# SET PROBLEM
Extract every line below, verbatim.

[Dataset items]
•••

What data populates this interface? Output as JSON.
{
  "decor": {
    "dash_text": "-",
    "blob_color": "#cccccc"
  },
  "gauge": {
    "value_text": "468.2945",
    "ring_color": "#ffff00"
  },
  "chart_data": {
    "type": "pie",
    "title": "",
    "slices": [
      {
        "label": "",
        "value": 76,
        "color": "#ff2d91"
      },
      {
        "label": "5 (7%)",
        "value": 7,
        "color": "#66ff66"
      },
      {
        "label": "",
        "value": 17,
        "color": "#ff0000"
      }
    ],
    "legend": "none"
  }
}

•••

# RESULT FOR THIS EXERCISE
What data populates this interface? Output as JSON.
{
  "decor": {
    "dash_text": "-",
    "blob_color": "#cccccc"
  },
  "gauge": {
    "value_text": "468.2945",
    "ring_color": "#ffff00"
  },
  "chart_data": {
    "type": "pie",
    "title": "",
    "slices": [
      {
        "label": "",
        "value": 76,
        "color": "#ff2d91"
      },
      {
        "label": "5 (7%)",
        "value": 7,
        "color": "#66ff66"
      },
      {
        "label": "",
        "value": 17,
        "color": "#ff0000"
      }
    ],
    "legend": "none"
  }
}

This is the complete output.